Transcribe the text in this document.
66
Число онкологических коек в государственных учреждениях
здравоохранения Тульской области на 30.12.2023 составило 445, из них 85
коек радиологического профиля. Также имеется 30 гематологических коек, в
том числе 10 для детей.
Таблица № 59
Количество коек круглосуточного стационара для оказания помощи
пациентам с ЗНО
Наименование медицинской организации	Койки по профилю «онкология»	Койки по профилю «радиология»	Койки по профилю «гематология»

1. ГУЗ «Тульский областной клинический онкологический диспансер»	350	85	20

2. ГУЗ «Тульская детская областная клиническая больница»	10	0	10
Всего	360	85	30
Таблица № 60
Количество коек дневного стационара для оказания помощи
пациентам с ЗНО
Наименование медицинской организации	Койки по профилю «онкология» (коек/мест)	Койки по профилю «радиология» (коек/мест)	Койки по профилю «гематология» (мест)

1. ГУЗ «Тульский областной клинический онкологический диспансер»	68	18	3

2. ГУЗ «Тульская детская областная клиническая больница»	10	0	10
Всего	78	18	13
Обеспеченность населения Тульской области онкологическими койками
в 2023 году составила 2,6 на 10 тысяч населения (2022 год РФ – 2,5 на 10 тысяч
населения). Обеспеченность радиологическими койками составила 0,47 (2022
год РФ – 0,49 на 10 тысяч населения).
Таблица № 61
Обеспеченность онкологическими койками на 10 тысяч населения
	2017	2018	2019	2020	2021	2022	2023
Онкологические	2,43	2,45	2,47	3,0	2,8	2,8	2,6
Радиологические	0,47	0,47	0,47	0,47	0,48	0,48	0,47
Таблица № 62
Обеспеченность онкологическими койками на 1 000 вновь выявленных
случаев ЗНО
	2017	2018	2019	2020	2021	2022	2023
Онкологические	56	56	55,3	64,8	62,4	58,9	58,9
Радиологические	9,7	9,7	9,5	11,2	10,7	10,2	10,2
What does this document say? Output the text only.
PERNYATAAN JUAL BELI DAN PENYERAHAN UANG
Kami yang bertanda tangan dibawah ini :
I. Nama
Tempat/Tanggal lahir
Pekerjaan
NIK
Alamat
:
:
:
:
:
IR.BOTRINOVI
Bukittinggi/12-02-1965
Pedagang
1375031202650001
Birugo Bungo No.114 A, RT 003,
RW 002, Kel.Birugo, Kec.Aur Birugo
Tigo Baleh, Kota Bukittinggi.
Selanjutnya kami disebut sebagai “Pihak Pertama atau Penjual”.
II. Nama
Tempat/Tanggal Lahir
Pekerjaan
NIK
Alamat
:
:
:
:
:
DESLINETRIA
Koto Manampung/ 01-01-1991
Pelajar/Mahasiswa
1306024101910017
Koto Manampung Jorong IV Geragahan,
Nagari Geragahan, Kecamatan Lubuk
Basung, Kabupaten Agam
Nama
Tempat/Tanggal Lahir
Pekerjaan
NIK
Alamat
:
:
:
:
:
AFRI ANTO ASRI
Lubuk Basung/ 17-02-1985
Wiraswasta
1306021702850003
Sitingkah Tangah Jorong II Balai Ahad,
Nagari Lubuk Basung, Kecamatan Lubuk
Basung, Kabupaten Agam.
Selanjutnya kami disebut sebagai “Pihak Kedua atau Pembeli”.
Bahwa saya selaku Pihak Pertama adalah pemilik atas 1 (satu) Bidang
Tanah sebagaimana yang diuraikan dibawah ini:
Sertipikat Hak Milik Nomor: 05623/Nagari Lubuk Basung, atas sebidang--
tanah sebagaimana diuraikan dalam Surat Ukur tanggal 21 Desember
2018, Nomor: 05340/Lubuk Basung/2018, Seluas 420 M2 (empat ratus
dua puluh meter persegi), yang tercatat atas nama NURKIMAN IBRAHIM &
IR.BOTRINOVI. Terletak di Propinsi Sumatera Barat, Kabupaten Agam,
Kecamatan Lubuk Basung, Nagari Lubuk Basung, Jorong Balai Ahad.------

---

Exercise task: Return each line of the listing that holds the string "dibawah".

Task output:
Kami yang bertanda tangan dibawah ini :
Tanah sebagaimana yang diuraikan dibawah ini:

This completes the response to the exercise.